(Entries from a collection)
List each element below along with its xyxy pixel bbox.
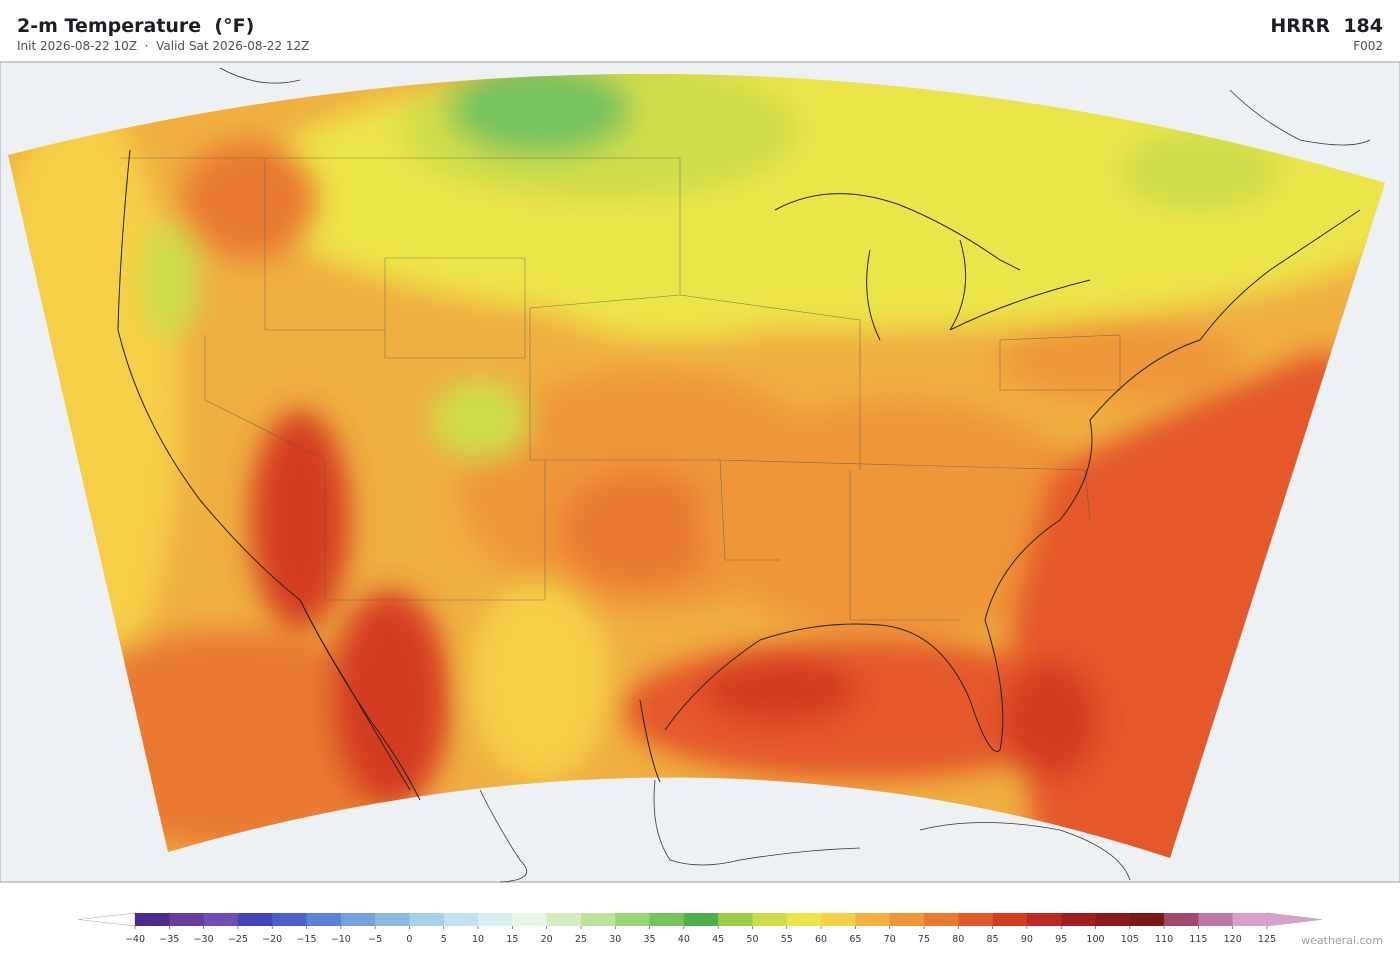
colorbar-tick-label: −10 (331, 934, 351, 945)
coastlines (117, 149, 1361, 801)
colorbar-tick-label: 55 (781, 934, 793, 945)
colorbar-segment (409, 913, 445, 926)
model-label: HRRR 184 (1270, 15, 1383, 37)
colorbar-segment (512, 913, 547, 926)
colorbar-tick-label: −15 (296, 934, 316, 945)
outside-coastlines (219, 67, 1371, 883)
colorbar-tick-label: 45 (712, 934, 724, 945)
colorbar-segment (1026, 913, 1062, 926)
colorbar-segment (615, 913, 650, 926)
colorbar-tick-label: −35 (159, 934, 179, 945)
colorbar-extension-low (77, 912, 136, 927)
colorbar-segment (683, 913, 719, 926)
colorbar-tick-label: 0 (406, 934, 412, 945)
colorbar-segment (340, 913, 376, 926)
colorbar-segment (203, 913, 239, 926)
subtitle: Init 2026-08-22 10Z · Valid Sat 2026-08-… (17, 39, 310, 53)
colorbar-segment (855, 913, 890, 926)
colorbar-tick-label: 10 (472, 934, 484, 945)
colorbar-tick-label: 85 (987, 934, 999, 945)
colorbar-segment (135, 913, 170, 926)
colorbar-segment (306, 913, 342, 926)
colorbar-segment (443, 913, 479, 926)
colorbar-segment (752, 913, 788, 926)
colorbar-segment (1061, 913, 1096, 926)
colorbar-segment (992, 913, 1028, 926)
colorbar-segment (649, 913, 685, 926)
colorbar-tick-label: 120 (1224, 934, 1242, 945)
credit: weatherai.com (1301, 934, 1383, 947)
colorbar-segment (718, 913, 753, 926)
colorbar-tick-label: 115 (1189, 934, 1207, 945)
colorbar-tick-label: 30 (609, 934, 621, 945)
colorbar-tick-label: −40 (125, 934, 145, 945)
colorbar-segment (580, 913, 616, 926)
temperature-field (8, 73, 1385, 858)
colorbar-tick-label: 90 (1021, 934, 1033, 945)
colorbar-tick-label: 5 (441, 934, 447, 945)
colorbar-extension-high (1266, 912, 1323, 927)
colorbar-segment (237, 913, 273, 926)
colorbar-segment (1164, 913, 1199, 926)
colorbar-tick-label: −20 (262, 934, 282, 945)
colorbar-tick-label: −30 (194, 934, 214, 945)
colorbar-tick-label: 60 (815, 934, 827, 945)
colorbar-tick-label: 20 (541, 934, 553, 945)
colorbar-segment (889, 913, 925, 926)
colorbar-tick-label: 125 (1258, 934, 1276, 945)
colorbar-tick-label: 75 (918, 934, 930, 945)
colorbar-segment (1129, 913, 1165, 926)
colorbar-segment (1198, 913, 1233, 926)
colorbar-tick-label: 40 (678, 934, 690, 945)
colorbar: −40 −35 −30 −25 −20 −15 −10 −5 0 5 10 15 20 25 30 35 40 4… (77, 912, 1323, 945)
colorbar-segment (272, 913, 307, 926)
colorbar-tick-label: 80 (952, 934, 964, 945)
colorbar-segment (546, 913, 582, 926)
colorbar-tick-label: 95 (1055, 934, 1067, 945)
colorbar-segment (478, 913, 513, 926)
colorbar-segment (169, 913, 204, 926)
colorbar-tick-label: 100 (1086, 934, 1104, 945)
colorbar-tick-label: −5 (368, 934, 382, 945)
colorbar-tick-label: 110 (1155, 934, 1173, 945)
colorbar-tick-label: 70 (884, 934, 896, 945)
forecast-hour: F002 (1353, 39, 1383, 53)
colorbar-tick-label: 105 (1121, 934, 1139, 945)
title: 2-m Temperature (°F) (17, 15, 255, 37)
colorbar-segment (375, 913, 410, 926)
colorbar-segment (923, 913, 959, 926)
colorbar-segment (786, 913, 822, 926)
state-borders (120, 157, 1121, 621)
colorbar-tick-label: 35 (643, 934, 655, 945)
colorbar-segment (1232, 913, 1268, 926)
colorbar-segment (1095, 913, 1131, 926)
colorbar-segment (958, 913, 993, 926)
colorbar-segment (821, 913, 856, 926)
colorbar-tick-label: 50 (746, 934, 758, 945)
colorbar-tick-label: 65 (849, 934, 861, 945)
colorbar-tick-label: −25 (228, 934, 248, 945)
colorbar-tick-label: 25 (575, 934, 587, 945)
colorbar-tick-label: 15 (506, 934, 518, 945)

* * *

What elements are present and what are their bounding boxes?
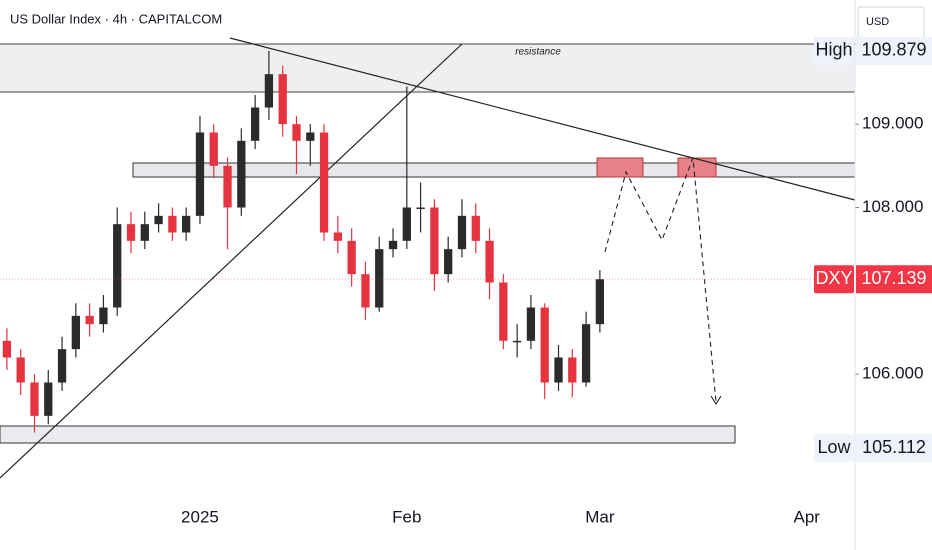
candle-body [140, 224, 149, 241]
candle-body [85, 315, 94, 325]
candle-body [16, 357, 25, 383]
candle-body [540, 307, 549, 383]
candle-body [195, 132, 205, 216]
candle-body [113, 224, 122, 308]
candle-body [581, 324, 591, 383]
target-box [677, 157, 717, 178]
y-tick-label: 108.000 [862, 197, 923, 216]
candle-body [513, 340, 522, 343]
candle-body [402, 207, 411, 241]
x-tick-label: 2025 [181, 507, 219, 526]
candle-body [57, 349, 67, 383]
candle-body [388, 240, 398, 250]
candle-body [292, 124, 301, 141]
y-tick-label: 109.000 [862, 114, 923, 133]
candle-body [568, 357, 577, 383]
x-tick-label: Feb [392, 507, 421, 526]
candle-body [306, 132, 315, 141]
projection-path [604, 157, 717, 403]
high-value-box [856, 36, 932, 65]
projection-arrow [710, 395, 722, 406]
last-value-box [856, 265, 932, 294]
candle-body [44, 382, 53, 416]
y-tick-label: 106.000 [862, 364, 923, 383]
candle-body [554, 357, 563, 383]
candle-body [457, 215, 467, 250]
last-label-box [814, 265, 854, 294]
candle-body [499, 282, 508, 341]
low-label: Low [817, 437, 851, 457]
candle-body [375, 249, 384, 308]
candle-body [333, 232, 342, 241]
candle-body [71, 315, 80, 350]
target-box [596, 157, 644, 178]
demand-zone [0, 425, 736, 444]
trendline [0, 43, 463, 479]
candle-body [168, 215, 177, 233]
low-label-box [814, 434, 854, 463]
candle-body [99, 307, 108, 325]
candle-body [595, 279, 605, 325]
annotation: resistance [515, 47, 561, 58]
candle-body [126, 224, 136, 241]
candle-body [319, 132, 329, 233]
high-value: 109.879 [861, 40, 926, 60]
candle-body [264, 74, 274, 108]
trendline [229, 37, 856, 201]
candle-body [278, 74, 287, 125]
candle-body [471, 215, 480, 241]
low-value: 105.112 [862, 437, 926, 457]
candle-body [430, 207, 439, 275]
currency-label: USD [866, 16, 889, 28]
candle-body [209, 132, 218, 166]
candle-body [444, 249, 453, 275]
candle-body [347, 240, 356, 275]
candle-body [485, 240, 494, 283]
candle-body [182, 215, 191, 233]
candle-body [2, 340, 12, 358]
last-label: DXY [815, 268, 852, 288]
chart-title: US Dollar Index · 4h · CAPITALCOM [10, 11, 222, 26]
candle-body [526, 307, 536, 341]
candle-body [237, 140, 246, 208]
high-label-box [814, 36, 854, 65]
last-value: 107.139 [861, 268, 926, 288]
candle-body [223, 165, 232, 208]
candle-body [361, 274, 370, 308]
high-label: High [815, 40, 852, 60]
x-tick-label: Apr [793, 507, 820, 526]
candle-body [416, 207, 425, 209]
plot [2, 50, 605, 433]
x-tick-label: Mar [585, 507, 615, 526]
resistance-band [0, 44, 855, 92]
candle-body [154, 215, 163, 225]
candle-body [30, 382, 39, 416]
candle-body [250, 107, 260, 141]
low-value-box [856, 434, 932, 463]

...

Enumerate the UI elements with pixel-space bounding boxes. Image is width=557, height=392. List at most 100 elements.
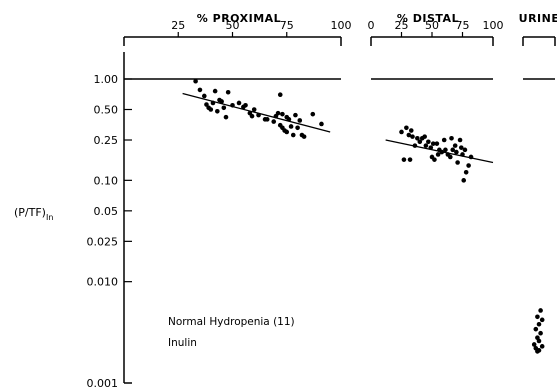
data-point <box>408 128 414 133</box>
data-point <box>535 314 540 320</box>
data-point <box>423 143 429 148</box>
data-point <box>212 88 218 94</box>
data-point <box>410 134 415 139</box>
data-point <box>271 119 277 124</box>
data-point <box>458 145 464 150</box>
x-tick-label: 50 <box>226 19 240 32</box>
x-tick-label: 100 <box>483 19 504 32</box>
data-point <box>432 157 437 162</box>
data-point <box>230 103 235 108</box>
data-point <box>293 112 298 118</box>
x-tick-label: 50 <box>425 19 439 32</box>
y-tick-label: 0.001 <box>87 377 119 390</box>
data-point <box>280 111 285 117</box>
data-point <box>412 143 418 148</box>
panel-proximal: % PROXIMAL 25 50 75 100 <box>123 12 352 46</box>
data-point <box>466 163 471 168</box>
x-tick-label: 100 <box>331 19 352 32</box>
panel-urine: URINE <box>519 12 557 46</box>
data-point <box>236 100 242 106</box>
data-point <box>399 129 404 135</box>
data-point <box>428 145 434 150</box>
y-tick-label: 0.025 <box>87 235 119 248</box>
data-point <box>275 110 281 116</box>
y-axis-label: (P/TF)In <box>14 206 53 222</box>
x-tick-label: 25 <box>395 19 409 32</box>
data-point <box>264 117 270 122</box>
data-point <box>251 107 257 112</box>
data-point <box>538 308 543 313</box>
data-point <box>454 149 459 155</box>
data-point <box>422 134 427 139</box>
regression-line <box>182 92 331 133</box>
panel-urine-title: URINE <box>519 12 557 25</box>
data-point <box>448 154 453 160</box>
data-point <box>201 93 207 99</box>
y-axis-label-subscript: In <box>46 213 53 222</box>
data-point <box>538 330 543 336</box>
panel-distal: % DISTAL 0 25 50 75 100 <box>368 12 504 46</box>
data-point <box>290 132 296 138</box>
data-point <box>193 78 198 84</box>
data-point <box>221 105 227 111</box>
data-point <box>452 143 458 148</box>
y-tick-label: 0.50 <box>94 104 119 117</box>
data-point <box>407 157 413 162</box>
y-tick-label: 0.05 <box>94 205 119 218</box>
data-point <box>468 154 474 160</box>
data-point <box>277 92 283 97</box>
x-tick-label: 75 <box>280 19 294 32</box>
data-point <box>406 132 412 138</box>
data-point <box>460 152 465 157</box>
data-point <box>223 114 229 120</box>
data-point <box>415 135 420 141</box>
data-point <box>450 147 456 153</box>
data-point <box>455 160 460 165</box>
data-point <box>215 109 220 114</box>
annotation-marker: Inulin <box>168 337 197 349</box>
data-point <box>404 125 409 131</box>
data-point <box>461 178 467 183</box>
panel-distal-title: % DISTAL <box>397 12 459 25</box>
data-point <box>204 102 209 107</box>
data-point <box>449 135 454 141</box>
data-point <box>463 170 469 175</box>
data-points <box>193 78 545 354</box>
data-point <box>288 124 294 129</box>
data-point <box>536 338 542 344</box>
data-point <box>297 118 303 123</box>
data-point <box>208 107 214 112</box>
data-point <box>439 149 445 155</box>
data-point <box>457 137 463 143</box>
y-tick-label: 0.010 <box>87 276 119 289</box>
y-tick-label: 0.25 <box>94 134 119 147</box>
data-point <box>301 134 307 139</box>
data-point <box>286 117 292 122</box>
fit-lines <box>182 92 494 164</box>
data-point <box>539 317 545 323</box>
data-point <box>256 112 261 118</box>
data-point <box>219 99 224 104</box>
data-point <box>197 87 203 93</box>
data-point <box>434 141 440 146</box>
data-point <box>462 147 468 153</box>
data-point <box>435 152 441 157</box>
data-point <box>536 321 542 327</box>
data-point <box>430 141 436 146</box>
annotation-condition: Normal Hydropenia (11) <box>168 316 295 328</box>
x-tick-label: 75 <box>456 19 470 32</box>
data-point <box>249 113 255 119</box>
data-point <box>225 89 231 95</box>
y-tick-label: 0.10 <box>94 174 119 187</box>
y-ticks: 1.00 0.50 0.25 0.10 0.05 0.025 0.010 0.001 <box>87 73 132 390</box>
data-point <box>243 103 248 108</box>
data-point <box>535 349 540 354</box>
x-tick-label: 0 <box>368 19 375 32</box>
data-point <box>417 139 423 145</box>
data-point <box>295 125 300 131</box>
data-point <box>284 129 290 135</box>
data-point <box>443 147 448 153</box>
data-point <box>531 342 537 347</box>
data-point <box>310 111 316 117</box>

THE TASK:
Copy out, word for word, the lines from the one containing "candle-body [140, 224, 149, 241]" to the one containing "y-tick-label: 106.000 [862, 364, 923, 383]", including both of those lines.

WRITTEN SOLUTION:
candle-body [140, 224, 149, 241]
candle-body [85, 315, 94, 325]
candle-body [16, 357, 25, 383]
candle-body [540, 307, 549, 383]
candle-body [195, 132, 205, 216]
candle-body [113, 224, 122, 308]
candle-body [581, 324, 591, 383]
target-box [677, 157, 717, 178]
y-tick-label: 108.000 [862, 197, 923, 216]
candle-body [513, 340, 522, 343]
candle-body [402, 207, 411, 241]
x-tick-label: 2025 [181, 507, 219, 526]
candle-body [57, 349, 67, 383]
candle-body [388, 240, 398, 250]
candle-body [292, 124, 301, 141]
y-tick-label: 109.000 [862, 114, 923, 133]
candle-body [568, 357, 577, 383]
x-tick-label: Feb [392, 507, 421, 526]
candle-body [306, 132, 315, 141]
projection-path [604, 157, 717, 403]
high-value-box [856, 36, 932, 65]
projection-arrow [710, 395, 722, 406]
last-value-box [856, 265, 932, 294]
candle-body [44, 382, 53, 416]
y-tick-label: 106.000 [862, 364, 923, 383]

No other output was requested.